(PROBLEM TO WORK ON): Where a line contains the string "месте", copy that line.

A run of records
..........

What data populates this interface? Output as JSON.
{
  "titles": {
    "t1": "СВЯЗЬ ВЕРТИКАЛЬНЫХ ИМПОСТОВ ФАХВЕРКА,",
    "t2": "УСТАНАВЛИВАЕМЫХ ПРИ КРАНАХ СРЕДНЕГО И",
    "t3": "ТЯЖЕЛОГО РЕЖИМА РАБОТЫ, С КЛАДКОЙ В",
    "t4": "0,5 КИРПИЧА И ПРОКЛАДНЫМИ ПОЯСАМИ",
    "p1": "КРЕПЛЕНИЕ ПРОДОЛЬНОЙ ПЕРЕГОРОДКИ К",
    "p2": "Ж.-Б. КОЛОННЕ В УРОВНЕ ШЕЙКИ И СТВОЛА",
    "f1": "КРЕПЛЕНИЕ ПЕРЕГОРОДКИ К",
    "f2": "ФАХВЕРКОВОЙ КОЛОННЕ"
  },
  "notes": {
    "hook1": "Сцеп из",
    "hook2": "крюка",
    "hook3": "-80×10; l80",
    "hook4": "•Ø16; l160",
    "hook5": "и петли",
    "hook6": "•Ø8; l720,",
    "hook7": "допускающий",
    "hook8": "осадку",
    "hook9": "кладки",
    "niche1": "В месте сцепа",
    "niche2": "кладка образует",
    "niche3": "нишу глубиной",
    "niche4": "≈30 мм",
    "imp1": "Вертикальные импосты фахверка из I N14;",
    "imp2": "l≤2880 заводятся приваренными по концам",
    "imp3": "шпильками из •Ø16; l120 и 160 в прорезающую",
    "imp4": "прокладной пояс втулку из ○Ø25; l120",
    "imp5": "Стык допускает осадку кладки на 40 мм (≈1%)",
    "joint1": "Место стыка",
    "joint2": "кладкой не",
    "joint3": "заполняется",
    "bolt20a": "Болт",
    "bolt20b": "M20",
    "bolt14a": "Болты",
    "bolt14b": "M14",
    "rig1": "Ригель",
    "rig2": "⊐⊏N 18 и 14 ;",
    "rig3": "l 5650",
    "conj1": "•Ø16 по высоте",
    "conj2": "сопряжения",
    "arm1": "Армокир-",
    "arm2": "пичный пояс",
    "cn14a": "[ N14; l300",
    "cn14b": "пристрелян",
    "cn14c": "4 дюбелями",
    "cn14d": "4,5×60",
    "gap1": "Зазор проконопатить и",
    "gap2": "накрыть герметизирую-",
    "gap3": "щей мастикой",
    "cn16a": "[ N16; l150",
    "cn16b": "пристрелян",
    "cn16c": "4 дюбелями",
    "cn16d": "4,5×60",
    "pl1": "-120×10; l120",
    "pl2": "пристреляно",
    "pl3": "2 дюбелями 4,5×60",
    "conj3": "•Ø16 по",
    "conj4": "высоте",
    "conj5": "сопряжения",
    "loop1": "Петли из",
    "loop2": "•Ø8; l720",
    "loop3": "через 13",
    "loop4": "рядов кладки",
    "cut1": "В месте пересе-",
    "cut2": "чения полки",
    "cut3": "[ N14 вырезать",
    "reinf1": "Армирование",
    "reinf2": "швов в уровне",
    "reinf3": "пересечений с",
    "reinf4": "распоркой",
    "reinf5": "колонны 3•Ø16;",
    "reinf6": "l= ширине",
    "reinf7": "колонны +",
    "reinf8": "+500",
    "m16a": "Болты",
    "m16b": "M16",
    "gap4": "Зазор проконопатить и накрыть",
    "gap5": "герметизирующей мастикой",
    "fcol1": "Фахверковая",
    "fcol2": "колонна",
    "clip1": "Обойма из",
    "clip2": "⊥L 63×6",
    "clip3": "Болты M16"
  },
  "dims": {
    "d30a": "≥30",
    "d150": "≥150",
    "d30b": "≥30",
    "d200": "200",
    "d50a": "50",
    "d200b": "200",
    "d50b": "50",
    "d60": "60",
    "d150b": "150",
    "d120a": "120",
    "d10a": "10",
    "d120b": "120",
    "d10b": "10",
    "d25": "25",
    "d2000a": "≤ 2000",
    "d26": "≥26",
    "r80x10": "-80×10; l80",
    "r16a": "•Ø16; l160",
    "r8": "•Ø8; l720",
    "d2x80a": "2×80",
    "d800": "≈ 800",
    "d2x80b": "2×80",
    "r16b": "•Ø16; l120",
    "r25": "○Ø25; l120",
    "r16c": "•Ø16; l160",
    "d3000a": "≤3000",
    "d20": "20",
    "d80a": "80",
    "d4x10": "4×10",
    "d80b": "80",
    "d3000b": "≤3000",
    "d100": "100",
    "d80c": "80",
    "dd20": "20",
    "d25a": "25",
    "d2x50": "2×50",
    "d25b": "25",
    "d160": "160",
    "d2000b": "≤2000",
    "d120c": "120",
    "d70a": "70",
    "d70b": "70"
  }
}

..........

(RESULT OF THE EXERCISE):
    "niche1": "В месте сцепа",
    "cut1": "В месте пересе-",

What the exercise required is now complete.